==== RECORDS SHOWN

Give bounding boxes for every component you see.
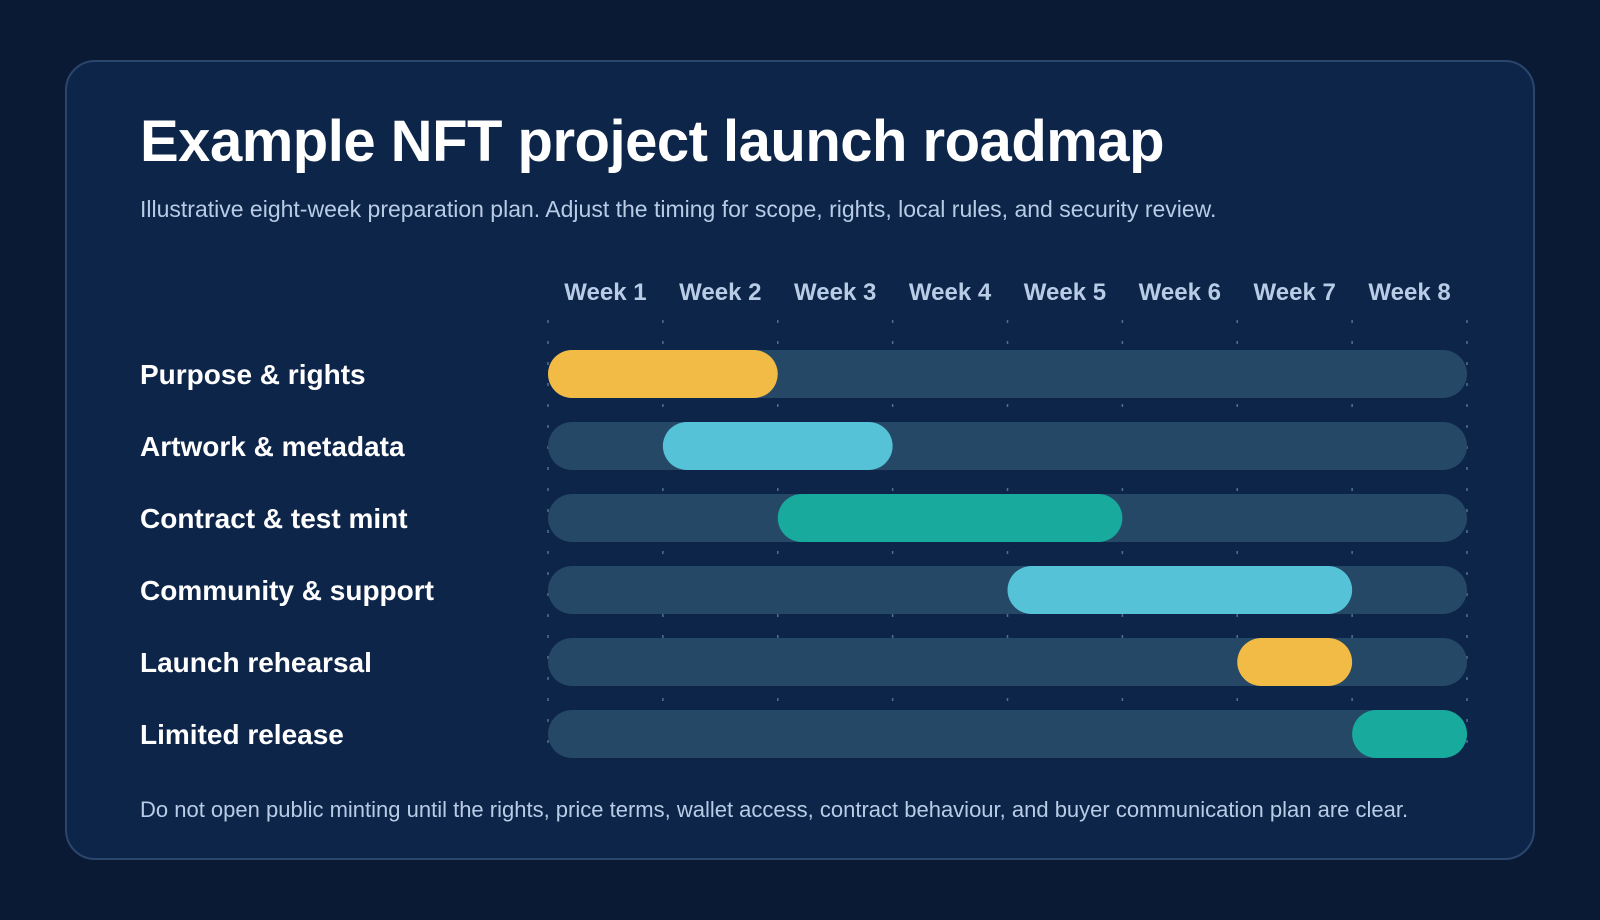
task-bar <box>1007 566 1353 614</box>
task-label: Community & support <box>140 575 434 606</box>
task-bar <box>1352 710 1467 758</box>
task-label: Contract & test mint <box>140 503 408 534</box>
week-label: Week 5 <box>1024 279 1106 306</box>
week-label: Week 2 <box>679 279 761 306</box>
week-label: Week 6 <box>1139 279 1221 306</box>
task-track <box>548 710 1467 758</box>
task-bar <box>1237 638 1353 686</box>
week-label: Week 8 <box>1368 279 1450 306</box>
week-label: Week 7 <box>1254 279 1336 306</box>
task-label: Artwork & metadata <box>140 431 405 462</box>
task-label: Purpose & rights <box>140 359 366 390</box>
task-bar <box>548 350 778 398</box>
week-label: Week 1 <box>564 279 646 306</box>
footnote: Do not open public minting until the rig… <box>140 797 1409 822</box>
roadmap-gantt-chart: Week 1 Week 2 Week 3 Week 4 Week 5 Week 6 Week… <box>140 279 1468 760</box>
task-label: Limited release <box>140 719 344 750</box>
week-label: Week 3 <box>794 279 876 306</box>
week-label: Week 4 <box>909 279 992 306</box>
task-bar <box>662 422 893 470</box>
task-bar <box>777 494 1123 542</box>
task-label: Launch rehearsal <box>140 647 372 678</box>
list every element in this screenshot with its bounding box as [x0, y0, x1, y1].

========

YOUR OBJECTIVE: Please write out all of the records again, replacing "task-bar" with "timeline-bar" each time it appears and keeping everything else unchanged. Omit the pictures from your answer.

THE RESULT:
Give bounding boxes for every component you see.
timeline-bar <box>1007 566 1353 614</box>
task-label: Community & support <box>140 575 434 606</box>
timeline-bar <box>1352 710 1467 758</box>
task-label: Contract & test mint <box>140 503 408 534</box>
week-label: Week 5 <box>1024 279 1106 306</box>
week-label: Week 2 <box>679 279 761 306</box>
week-label: Week 6 <box>1139 279 1221 306</box>
task-track <box>548 710 1467 758</box>
timeline-bar <box>1237 638 1353 686</box>
week-label: Week 8 <box>1368 279 1450 306</box>
week-label: Week 7 <box>1254 279 1336 306</box>
task-label: Artwork & metadata <box>140 431 405 462</box>
task-label: Purpose & rights <box>140 359 366 390</box>
timeline-bar <box>548 350 778 398</box>
week-label: Week 1 <box>564 279 646 306</box>
footnote: Do not open public minting until the rig… <box>140 797 1409 822</box>
roadmap-gantt-chart: Week 1 Week 2 Week 3 Week 4 Week 5 Week 6 Week… <box>140 279 1468 760</box>
task-label: Limited release <box>140 719 344 750</box>
week-label: Week 3 <box>794 279 876 306</box>
week-label: Week 4 <box>909 279 992 306</box>
timeline-bar <box>662 422 893 470</box>
timeline-bar <box>777 494 1123 542</box>
task-label: Launch rehearsal <box>140 647 372 678</box>
list every element in this screenshot with its bounding box as [x0, y0, x1, y1].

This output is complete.